- Set problem:
Filter these entries, keeping only lines that hold the word "environment".

A block of data
Begin

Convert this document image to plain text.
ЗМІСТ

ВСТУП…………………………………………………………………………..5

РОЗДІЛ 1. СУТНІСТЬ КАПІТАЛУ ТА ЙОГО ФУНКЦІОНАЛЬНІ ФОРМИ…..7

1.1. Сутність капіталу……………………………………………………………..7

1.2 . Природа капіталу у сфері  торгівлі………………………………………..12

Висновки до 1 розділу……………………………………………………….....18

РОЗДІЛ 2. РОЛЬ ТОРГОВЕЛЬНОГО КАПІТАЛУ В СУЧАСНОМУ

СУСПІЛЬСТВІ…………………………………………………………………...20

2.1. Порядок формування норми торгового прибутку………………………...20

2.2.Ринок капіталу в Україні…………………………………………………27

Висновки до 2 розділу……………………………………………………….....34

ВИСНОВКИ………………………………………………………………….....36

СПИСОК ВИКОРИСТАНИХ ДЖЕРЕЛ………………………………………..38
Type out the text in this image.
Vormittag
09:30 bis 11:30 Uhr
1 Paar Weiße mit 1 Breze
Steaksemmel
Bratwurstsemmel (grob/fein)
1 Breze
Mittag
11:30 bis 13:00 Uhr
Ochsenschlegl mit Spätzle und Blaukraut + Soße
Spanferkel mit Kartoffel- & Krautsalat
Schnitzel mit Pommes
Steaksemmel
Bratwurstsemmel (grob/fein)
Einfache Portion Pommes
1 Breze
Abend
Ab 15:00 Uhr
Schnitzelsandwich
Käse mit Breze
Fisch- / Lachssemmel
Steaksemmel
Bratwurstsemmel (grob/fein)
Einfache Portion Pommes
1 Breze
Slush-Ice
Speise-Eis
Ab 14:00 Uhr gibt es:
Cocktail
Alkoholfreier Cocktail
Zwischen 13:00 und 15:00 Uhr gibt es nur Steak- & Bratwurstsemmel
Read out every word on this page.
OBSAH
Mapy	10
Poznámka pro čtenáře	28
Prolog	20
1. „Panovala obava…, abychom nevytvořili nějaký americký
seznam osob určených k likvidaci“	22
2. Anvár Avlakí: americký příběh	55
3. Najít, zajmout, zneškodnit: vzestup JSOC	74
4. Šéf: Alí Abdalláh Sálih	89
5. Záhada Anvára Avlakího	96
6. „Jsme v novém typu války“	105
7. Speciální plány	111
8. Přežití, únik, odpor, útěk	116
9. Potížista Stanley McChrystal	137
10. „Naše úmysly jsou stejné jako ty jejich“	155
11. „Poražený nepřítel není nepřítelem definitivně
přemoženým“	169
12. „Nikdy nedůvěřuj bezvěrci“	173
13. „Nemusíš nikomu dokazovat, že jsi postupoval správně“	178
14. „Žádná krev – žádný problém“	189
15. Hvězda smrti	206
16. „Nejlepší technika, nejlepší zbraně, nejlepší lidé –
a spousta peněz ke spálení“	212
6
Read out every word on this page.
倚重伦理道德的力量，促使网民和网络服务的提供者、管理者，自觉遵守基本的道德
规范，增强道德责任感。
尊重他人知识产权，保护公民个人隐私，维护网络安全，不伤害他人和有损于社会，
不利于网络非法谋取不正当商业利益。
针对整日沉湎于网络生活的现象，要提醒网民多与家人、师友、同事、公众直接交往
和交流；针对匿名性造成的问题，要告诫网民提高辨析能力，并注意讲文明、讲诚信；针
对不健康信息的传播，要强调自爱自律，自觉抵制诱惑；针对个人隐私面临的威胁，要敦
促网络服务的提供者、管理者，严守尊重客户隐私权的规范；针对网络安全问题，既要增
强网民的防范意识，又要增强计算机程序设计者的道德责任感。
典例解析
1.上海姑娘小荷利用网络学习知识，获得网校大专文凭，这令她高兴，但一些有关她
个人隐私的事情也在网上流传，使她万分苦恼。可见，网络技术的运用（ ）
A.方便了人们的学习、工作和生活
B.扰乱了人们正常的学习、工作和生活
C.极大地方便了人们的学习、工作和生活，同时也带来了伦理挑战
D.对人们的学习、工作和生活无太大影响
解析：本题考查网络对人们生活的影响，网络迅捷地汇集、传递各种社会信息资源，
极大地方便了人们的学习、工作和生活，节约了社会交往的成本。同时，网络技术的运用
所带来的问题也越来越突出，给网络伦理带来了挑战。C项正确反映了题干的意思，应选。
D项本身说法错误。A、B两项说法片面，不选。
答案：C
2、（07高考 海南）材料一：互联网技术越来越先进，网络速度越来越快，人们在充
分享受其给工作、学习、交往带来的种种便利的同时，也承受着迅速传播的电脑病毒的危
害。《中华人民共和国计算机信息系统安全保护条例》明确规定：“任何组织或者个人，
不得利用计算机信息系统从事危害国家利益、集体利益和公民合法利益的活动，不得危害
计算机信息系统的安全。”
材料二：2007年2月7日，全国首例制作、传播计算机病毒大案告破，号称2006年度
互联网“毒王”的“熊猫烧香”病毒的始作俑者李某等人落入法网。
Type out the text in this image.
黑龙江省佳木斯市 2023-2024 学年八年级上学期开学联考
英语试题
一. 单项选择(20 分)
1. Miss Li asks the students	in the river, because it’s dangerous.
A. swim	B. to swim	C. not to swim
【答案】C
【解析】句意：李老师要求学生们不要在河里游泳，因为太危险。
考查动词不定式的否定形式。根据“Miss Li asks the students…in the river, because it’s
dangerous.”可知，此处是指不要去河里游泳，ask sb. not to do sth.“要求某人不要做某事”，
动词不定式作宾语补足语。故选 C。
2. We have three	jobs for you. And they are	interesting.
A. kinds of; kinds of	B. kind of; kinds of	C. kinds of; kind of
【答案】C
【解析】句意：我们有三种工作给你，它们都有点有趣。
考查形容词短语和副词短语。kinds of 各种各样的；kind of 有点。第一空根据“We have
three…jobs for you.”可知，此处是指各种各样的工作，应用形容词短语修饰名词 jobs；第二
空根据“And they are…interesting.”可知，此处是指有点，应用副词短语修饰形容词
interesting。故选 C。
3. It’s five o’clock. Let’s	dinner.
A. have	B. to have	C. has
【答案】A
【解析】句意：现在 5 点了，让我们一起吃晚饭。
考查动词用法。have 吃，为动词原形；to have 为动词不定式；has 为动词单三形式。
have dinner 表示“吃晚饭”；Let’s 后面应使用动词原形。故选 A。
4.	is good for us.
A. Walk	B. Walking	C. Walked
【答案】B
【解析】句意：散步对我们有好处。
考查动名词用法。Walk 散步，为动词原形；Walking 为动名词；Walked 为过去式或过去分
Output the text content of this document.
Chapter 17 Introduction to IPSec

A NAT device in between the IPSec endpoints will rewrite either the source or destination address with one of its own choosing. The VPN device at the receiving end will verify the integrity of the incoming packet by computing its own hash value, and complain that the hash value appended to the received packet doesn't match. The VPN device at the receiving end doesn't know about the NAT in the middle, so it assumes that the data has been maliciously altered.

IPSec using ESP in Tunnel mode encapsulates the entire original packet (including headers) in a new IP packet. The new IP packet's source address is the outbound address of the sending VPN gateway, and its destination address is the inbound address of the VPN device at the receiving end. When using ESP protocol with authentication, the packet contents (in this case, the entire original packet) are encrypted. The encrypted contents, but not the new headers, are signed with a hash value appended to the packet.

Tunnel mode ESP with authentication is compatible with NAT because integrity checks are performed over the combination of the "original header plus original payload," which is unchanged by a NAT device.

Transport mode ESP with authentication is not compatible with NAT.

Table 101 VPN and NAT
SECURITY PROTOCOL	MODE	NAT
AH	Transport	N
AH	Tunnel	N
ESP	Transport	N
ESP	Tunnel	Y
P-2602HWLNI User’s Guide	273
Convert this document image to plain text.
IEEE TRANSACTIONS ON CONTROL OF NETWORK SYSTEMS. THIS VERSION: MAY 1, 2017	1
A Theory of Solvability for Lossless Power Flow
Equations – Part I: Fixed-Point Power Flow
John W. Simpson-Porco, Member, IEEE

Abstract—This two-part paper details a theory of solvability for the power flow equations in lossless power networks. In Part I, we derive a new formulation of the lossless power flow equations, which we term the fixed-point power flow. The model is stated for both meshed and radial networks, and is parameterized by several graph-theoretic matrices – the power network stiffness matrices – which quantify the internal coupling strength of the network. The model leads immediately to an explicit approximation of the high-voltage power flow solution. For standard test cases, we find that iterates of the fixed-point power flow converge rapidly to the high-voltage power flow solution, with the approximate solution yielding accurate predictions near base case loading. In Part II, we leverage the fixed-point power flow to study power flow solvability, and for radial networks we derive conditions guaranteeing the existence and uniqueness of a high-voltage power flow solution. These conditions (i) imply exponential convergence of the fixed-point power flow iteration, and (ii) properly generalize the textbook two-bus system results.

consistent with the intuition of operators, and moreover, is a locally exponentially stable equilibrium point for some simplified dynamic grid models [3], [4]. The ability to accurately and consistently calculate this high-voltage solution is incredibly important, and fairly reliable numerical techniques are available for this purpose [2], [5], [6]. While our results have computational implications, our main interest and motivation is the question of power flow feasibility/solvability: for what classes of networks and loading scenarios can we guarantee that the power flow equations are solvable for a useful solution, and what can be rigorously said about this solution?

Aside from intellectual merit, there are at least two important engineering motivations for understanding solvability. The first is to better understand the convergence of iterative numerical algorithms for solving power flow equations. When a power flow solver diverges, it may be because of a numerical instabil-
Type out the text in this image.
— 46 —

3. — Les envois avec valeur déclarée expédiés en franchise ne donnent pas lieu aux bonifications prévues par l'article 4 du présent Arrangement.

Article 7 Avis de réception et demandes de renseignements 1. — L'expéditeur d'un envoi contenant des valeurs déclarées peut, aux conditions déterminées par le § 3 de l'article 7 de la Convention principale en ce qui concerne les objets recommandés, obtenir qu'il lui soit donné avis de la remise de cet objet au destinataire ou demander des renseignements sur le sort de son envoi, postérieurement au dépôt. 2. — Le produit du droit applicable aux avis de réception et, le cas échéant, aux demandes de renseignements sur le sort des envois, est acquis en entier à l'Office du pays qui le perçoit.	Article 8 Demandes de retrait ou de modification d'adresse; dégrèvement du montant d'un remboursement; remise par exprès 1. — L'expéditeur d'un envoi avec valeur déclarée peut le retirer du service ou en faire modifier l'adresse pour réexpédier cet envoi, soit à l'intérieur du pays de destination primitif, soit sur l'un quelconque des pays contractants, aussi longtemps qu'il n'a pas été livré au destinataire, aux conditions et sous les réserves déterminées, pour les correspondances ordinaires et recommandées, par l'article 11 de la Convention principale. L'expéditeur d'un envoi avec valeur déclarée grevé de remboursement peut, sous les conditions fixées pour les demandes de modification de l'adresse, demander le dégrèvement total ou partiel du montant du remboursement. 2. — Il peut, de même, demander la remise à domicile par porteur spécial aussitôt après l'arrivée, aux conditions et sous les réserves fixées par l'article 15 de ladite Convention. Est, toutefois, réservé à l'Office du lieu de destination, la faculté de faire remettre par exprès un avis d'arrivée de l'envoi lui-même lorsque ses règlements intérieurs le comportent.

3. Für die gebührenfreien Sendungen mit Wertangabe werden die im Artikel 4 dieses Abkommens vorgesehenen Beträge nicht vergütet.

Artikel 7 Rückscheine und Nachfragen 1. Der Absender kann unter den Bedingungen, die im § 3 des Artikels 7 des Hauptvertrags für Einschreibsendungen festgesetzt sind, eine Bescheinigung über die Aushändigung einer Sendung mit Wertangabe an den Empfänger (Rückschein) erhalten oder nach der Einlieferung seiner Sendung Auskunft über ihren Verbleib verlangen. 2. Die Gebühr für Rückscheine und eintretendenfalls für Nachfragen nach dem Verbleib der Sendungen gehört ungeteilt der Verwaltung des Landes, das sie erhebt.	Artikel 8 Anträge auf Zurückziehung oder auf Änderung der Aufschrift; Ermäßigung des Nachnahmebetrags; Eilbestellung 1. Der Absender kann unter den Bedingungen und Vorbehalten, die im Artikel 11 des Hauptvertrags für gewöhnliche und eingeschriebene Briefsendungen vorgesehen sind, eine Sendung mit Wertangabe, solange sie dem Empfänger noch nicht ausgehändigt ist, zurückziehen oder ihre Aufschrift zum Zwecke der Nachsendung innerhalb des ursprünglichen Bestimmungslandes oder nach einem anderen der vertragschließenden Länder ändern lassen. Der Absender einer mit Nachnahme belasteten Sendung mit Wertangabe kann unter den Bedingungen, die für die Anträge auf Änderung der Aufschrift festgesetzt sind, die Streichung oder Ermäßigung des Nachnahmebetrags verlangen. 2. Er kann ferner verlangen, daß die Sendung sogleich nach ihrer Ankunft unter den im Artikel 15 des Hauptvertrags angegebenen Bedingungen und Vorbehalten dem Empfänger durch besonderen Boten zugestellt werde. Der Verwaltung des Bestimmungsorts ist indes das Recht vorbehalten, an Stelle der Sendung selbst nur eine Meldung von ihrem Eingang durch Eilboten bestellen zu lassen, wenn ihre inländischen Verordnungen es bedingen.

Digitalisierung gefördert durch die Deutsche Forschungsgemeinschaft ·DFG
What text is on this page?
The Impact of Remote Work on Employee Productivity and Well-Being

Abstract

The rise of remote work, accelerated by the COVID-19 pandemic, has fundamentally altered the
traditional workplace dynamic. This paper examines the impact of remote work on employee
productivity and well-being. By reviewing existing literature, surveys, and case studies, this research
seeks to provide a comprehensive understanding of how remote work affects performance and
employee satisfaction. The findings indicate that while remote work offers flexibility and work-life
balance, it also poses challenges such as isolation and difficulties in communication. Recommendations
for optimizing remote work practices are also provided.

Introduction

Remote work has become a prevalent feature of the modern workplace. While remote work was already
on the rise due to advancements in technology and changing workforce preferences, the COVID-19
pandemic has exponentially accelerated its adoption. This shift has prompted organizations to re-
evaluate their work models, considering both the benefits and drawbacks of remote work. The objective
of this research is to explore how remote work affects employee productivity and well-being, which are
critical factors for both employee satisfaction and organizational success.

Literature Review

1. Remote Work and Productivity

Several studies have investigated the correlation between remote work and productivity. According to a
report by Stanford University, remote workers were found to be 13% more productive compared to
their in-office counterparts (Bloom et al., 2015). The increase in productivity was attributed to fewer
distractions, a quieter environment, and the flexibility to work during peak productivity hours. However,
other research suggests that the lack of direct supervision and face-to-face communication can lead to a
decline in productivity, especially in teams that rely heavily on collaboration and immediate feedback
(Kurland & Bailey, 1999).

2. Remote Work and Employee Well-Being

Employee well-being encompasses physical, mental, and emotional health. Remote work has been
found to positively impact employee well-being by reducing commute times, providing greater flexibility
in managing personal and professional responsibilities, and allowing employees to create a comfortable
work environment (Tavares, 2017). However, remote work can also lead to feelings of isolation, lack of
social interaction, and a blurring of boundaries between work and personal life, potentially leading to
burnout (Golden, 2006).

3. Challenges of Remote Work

End

- Correct answer:
distractions, a quieter environment, and the flexibility to work during peak productivity hours. However,
work environment (Tavares, 2017). However, remote work can also lead to feelings of isolation, lack of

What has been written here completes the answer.